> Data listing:
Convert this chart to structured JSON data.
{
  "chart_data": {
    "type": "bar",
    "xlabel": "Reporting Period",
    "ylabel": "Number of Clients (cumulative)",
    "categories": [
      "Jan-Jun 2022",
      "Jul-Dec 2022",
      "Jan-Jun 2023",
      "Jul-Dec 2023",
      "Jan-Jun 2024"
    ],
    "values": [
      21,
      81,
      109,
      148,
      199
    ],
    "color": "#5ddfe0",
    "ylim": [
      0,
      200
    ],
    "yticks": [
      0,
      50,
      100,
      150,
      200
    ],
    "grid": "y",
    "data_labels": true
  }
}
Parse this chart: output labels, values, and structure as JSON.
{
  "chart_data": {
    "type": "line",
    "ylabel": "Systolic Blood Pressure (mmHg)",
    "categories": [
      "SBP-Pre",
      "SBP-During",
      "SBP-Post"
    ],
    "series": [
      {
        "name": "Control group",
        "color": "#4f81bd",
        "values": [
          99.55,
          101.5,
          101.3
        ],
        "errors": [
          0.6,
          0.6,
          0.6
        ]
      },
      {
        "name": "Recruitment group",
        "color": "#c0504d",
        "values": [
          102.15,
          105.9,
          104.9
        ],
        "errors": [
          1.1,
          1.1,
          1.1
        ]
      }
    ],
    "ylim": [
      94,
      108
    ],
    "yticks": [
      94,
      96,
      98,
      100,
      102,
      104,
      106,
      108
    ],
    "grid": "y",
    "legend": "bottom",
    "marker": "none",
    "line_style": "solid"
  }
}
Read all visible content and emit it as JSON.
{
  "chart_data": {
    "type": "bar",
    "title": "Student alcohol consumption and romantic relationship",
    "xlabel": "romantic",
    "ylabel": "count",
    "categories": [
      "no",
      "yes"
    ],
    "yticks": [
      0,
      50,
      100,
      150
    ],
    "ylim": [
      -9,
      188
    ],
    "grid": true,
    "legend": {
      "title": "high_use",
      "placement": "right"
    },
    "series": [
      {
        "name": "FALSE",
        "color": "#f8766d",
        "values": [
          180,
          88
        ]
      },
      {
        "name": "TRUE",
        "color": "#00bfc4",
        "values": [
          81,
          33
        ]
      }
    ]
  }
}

> Set task:
Where a line of the data holds "xlabel", show that line.

> Task output:
    "xlabel": "Reporting Period",
    "xlabel": "romantic",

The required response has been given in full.